### Given request
Look over the lines below. Report each one that includes the string "Percentile".

§ §

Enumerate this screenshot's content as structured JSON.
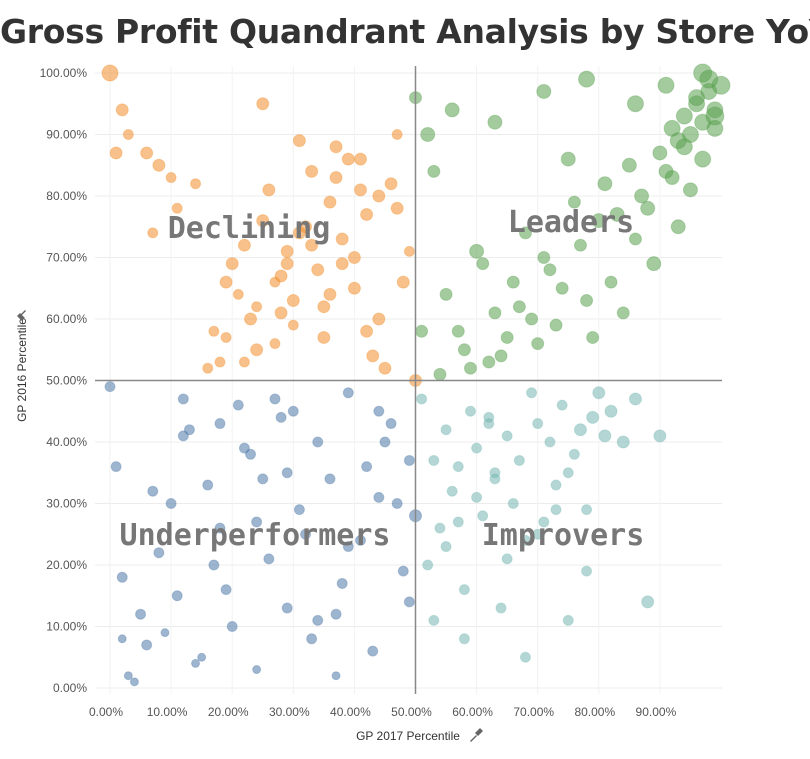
{
  "title": "Gross Profit Quandrant Analysis by Store YoY",
  "chart_data": {
    "type": "scatter",
    "title": "Gross Profit Quandrant Analysis by Store YoY",
    "xlabel": "GP 2017 Percentile",
    "ylabel": "GP 2016 Percentile",
    "xlim": [
      -0.02,
      1.0
    ],
    "ylim": [
      -0.01,
      1.01
    ],
    "x_ticks": [
      "0.00%",
      "10.00%",
      "20.00%",
      "30.00%",
      "40.00%",
      "50.00%",
      "60.00%",
      "70.00%",
      "80.00%",
      "90.00%"
    ],
    "y_ticks": [
      "0.00%",
      "10.00%",
      "20.00%",
      "30.00%",
      "40.00%",
      "50.00%",
      "60.00%",
      "70.00%",
      "80.00%",
      "90.00%",
      "100.00%"
    ],
    "reference_lines": {
      "x": 0.5,
      "y": 0.5
    },
    "quadrant_labels": {
      "declining": "Declining",
      "leaders": "Leaders",
      "underperformers": "Underperformers",
      "improvers": "Improvers"
    },
    "colors": {
      "declining": "#f28e2b",
      "leaders": "#59a14f",
      "underperformers": "#4e79a7",
      "improvers": "#76b7b2"
    },
    "series": [
      {
        "quadrant": "declining",
        "x": [
          0.0,
          0.01,
          0.02,
          0.03,
          0.06,
          0.07,
          0.08,
          0.1,
          0.11,
          0.14,
          0.17,
          0.18,
          0.19,
          0.2,
          0.21,
          0.22,
          0.23,
          0.24,
          0.25,
          0.26,
          0.27,
          0.28,
          0.29,
          0.3,
          0.31,
          0.32,
          0.33,
          0.34,
          0.35,
          0.36,
          0.37,
          0.38,
          0.39,
          0.4,
          0.41,
          0.42,
          0.43,
          0.44,
          0.45,
          0.46,
          0.47,
          0.48,
          0.49,
          0.5,
          0.25,
          0.3,
          0.35,
          0.4,
          0.22,
          0.28,
          0.33,
          0.38,
          0.44,
          0.27,
          0.36,
          0.42,
          0.47,
          0.31,
          0.24,
          0.19,
          0.16,
          0.37,
          0.41,
          0.29
        ],
        "y": [
          1.0,
          0.87,
          0.94,
          0.9,
          0.87,
          0.74,
          0.85,
          0.83,
          0.78,
          0.82,
          0.58,
          0.53,
          0.66,
          0.69,
          0.64,
          0.72,
          0.6,
          0.55,
          0.76,
          0.81,
          0.56,
          0.67,
          0.71,
          0.63,
          0.89,
          0.75,
          0.84,
          0.68,
          0.62,
          0.79,
          0.88,
          0.73,
          0.86,
          0.65,
          0.81,
          0.77,
          0.54,
          0.6,
          0.52,
          0.82,
          0.9,
          0.66,
          0.71,
          0.5,
          0.95,
          0.59,
          0.57,
          0.7,
          0.53,
          0.61,
          0.72,
          0.69,
          0.8,
          0.66,
          0.64,
          0.58,
          0.78,
          0.74,
          0.62,
          0.57,
          0.52,
          0.83,
          0.86,
          0.69
        ],
        "sizes": [
          8,
          6,
          6,
          5,
          6,
          5,
          6,
          5,
          5,
          5,
          5,
          5,
          6,
          6,
          5,
          6,
          6,
          6,
          6,
          6,
          5,
          6,
          6,
          6,
          6,
          6,
          6,
          6,
          6,
          6,
          6,
          6,
          6,
          6,
          6,
          6,
          6,
          6,
          6,
          6,
          5,
          6,
          5,
          6,
          6,
          5,
          6,
          6,
          5,
          6,
          6,
          6,
          6,
          5,
          6,
          6,
          6,
          6,
          5,
          5,
          5,
          6,
          6,
          6
        ]
      },
      {
        "quadrant": "leaders",
        "x": [
          0.5,
          0.52,
          0.53,
          0.55,
          0.57,
          0.58,
          0.6,
          0.61,
          0.62,
          0.63,
          0.65,
          0.66,
          0.67,
          0.68,
          0.7,
          0.71,
          0.72,
          0.73,
          0.75,
          0.76,
          0.77,
          0.78,
          0.8,
          0.81,
          0.82,
          0.83,
          0.85,
          0.86,
          0.87,
          0.88,
          0.9,
          0.91,
          0.92,
          0.93,
          0.94,
          0.95,
          0.96,
          0.97,
          0.98,
          0.99,
          1.0,
          0.98,
          0.96,
          0.94,
          0.92,
          0.99,
          0.97,
          0.95,
          0.93,
          0.89,
          0.84,
          0.79,
          0.74,
          0.69,
          0.64,
          0.59,
          0.54,
          0.51,
          0.56,
          0.63,
          0.71,
          0.78,
          0.86,
          0.91,
          0.97,
          0.99
        ],
        "y": [
          0.96,
          0.9,
          0.84,
          0.64,
          0.58,
          0.55,
          0.71,
          0.69,
          0.53,
          0.61,
          0.57,
          0.66,
          0.62,
          0.74,
          0.56,
          0.7,
          0.68,
          0.59,
          0.86,
          0.79,
          0.72,
          0.63,
          0.76,
          0.82,
          0.66,
          0.77,
          0.85,
          0.73,
          0.8,
          0.78,
          0.87,
          0.84,
          0.91,
          0.89,
          0.93,
          0.9,
          0.95,
          0.92,
          0.97,
          0.94,
          0.98,
          0.99,
          0.96,
          0.88,
          0.83,
          0.91,
          0.86,
          0.81,
          0.75,
          0.69,
          0.61,
          0.57,
          0.65,
          0.6,
          0.54,
          0.52,
          0.51,
          0.58,
          0.94,
          0.92,
          0.97,
          0.99,
          0.95,
          0.98,
          1.0,
          0.93
        ],
        "sizes": [
          6,
          7,
          6,
          6,
          6,
          6,
          7,
          6,
          6,
          6,
          6,
          6,
          6,
          6,
          6,
          6,
          6,
          6,
          7,
          6,
          6,
          6,
          7,
          7,
          6,
          7,
          7,
          6,
          7,
          7,
          7,
          7,
          8,
          8,
          8,
          8,
          8,
          8,
          8,
          8,
          9,
          9,
          8,
          8,
          7,
          8,
          8,
          7,
          7,
          7,
          6,
          6,
          6,
          6,
          6,
          6,
          6,
          6,
          7,
          7,
          7,
          8,
          8,
          8,
          9,
          9
        ]
      },
      {
        "quadrant": "underperformers",
        "x": [
          0.0,
          0.01,
          0.02,
          0.03,
          0.05,
          0.06,
          0.08,
          0.1,
          0.11,
          0.13,
          0.15,
          0.16,
          0.18,
          0.2,
          0.21,
          0.23,
          0.24,
          0.26,
          0.28,
          0.29,
          0.31,
          0.33,
          0.34,
          0.36,
          0.38,
          0.39,
          0.41,
          0.43,
          0.44,
          0.46,
          0.48,
          0.49,
          0.5,
          0.04,
          0.09,
          0.14,
          0.19,
          0.24,
          0.29,
          0.34,
          0.39,
          0.44,
          0.49,
          0.07,
          0.12,
          0.17,
          0.22,
          0.27,
          0.32,
          0.37,
          0.42,
          0.47,
          0.02,
          0.12,
          0.25,
          0.37,
          0.45,
          0.3,
          0.18
        ],
        "y": [
          0.49,
          0.36,
          0.18,
          0.02,
          0.12,
          0.07,
          0.22,
          0.3,
          0.15,
          0.42,
          0.05,
          0.33,
          0.26,
          0.1,
          0.46,
          0.38,
          0.03,
          0.21,
          0.44,
          0.13,
          0.29,
          0.08,
          0.4,
          0.34,
          0.17,
          0.48,
          0.24,
          0.06,
          0.31,
          0.43,
          0.19,
          0.37,
          0.28,
          0.01,
          0.09,
          0.04,
          0.16,
          0.27,
          0.35,
          0.11,
          0.23,
          0.45,
          0.14,
          0.32,
          0.41,
          0.2,
          0.39,
          0.47,
          0.25,
          0.02,
          0.36,
          0.3,
          0.08,
          0.47,
          0.34,
          0.12,
          0.4,
          0.45,
          0.43
        ],
        "sizes": [
          5,
          5,
          5,
          4,
          5,
          5,
          5,
          5,
          5,
          5,
          4,
          5,
          5,
          5,
          5,
          5,
          4,
          5,
          5,
          5,
          5,
          5,
          5,
          5,
          5,
          5,
          5,
          5,
          5,
          5,
          5,
          5,
          6,
          4,
          4,
          4,
          5,
          5,
          5,
          5,
          5,
          5,
          5,
          5,
          5,
          5,
          5,
          5,
          5,
          4,
          5,
          5,
          4,
          5,
          5,
          5,
          5,
          5,
          5
        ]
      },
      {
        "quadrant": "improvers",
        "x": [
          0.51,
          0.52,
          0.53,
          0.54,
          0.55,
          0.56,
          0.57,
          0.58,
          0.59,
          0.6,
          0.61,
          0.62,
          0.63,
          0.64,
          0.65,
          0.66,
          0.67,
          0.68,
          0.69,
          0.7,
          0.71,
          0.72,
          0.73,
          0.74,
          0.75,
          0.76,
          0.77,
          0.78,
          0.79,
          0.8,
          0.81,
          0.82,
          0.84,
          0.86,
          0.88,
          0.9,
          0.55,
          0.6,
          0.65,
          0.7,
          0.75,
          0.58,
          0.63,
          0.68,
          0.73,
          0.78,
          0.53,
          0.57,
          0.62
        ],
        "y": [
          0.47,
          0.2,
          0.11,
          0.26,
          0.42,
          0.32,
          0.36,
          0.16,
          0.45,
          0.39,
          0.28,
          0.44,
          0.34,
          0.13,
          0.41,
          0.3,
          0.37,
          0.05,
          0.48,
          0.43,
          0.27,
          0.4,
          0.33,
          0.46,
          0.35,
          0.38,
          0.42,
          0.29,
          0.44,
          0.48,
          0.41,
          0.45,
          0.4,
          0.47,
          0.14,
          0.41,
          0.23,
          0.31,
          0.21,
          0.25,
          0.11,
          0.08,
          0.35,
          0.24,
          0.29,
          0.19,
          0.37,
          0.27,
          0.43
        ],
        "sizes": [
          5,
          5,
          5,
          5,
          5,
          5,
          5,
          5,
          5,
          5,
          5,
          5,
          5,
          5,
          5,
          5,
          5,
          5,
          5,
          5,
          5,
          5,
          5,
          5,
          5,
          5,
          6,
          5,
          6,
          6,
          6,
          6,
          6,
          6,
          6,
          6,
          5,
          5,
          5,
          5,
          5,
          5,
          5,
          5,
          5,
          5,
          5,
          5,
          5
        ]
      }
    ]
  }
}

§ §

### Task response
    "xlabel": "GP 2017 Percentile",
    "ylabel": "GP 2016 Percentile",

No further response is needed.